* **Problem requirements**
Give back every line exactly as it appears, pictures excluded.

* **Data section**
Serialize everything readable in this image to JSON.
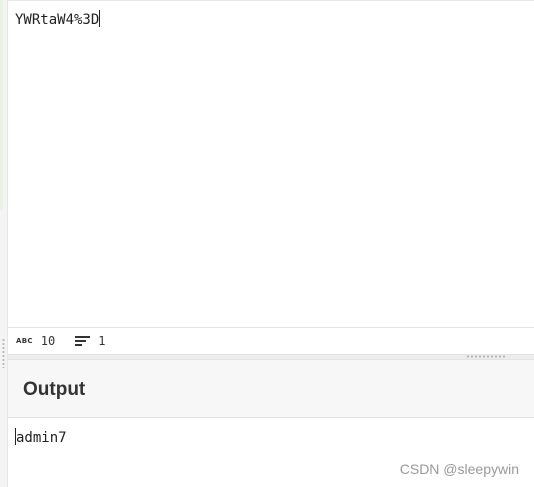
{
  "input": {
    "text": "YWRtaW4%3D"
  },
  "status": {
    "abc_icon": "ABC",
    "char_count": "10",
    "line_count": "1"
  },
  "output": {
    "title": "Output",
    "text": "admin7"
  },
  "watermark": "CSDN @sleepywin",
  "icons": {
    "char_count": "abc-icon",
    "line_count": "lines-icon"
  }
}
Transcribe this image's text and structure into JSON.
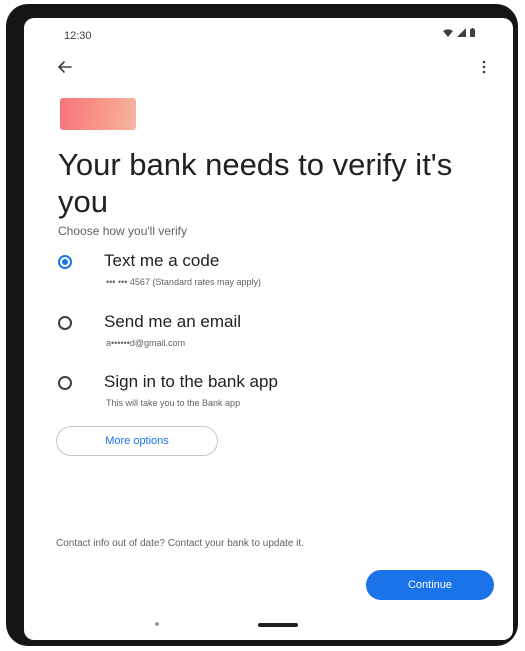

* **Reply**
Serialize everything readable in this image to JSON.
{
  "input": {
    "text": "YWRtaW4%3D"
  },
  "status": {
    "abc_icon": "ABC",
    "char_count": "10",
    "line_count": "1"
  },
  "output": {
    "title": "Output",
    "text": "admin7"
  },
  "watermark": "CSDN @sleepywin",
  "icons": {
    "char_count": "abc-icon",
    "line_count": "lines-icon"
  }
}
Transcribe this image's text and structure into JSON.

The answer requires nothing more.